## BEGIN Supplied entries
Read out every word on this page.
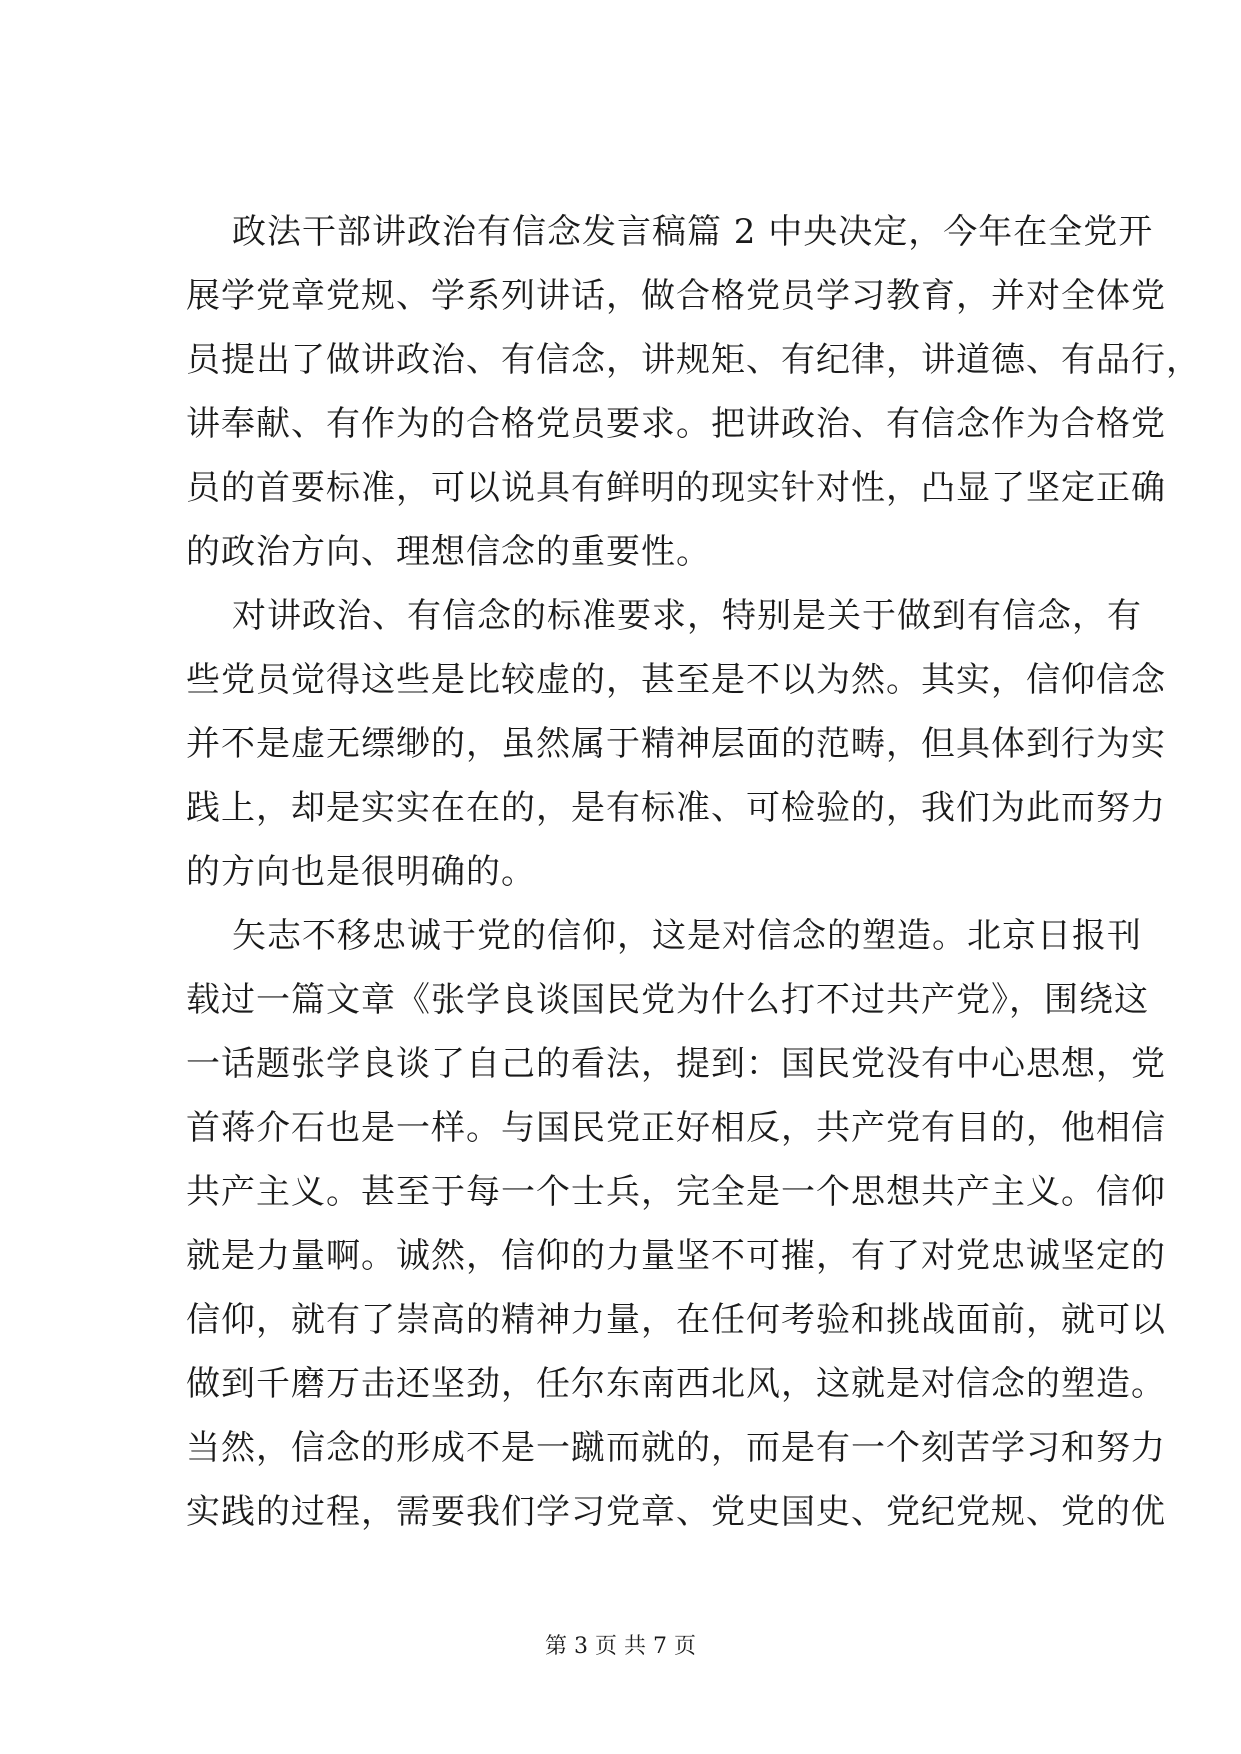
政法干部讲政治有信念发言稿篇 2 中央决定，今年在全党开
展学党章党规、学系列讲话，做合格党员学习教育，并对全体党
员提出了做讲政治、有信念，讲规矩、有纪律，讲道德、有品行，
讲奉献、有作为的合格党员要求。把讲政治、有信念作为合格党
员的首要标准，可以说具有鲜明的现实针对性，凸显了坚定正确
的政治方向、理想信念的重要性。
对讲政治、有信念的标准要求，特别是关于做到有信念，有
些党员觉得这些是比较虚的，甚至是不以为然。其实，信仰信念
并不是虚无缥缈的，虽然属于精神层面的范畴，但具体到行为实
践上，却是实实在在的，是有标准、可检验的，我们为此而努力
的方向也是很明确的。
矢志不移忠诚于党的信仰，这是对信念的塑造。北京日报刊
载过一篇文章《张学良谈国民党为什么打不过共产党》，围绕这
一话题张学良谈了自己的看法，提到：国民党没有中心思想，党
首蒋介石也是一样。与国民党正好相反，共产党有目的，他相信
共产主义。甚至于每一个士兵，完全是一个思想共产主义。信仰
就是力量啊。诚然，信仰的力量坚不可摧，有了对党忠诚坚定的
信仰，就有了崇高的精神力量，在任何考验和挑战面前，就可以
做到千磨万击还坚劲，任尔东南西北风，这就是对信念的塑造。
当然，信念的形成不是一蹴而就的，而是有一个刻苦学习和努力
实践的过程，需要我们学习党章、党史国史、党纪党规、党的优
第 3 页 共 7 页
## END Supplied entries
● Directive: Reproduce all of the entries word for word, skipping any pictures they hold.

● Task response:
Read out every word on this page.
政法干部讲政治有信念发言稿篇 2 中央决定，今年在全党开
展学党章党规、学系列讲话，做合格党员学习教育，并对全体党
员提出了做讲政治、有信念，讲规矩、有纪律，讲道德、有品行，
讲奉献、有作为的合格党员要求。把讲政治、有信念作为合格党
员的首要标准，可以说具有鲜明的现实针对性，凸显了坚定正确
的政治方向、理想信念的重要性。
对讲政治、有信念的标准要求，特别是关于做到有信念，有
些党员觉得这些是比较虚的，甚至是不以为然。其实，信仰信念
并不是虚无缥缈的，虽然属于精神层面的范畴，但具体到行为实
践上，却是实实在在的，是有标准、可检验的，我们为此而努力
的方向也是很明确的。
矢志不移忠诚于党的信仰，这是对信念的塑造。北京日报刊
载过一篇文章《张学良谈国民党为什么打不过共产党》，围绕这
一话题张学良谈了自己的看法，提到：国民党没有中心思想，党
首蒋介石也是一样。与国民党正好相反，共产党有目的，他相信
共产主义。甚至于每一个士兵，完全是一个思想共产主义。信仰
就是力量啊。诚然，信仰的力量坚不可摧，有了对党忠诚坚定的
信仰，就有了崇高的精神力量，在任何考验和挑战面前，就可以
做到千磨万击还坚劲，任尔东南西北风，这就是对信念的塑造。
当然，信念的形成不是一蹴而就的，而是有一个刻苦学习和努力
实践的过程，需要我们学习党章、党史国史、党纪党规、党的优
第 3 页 共 7 页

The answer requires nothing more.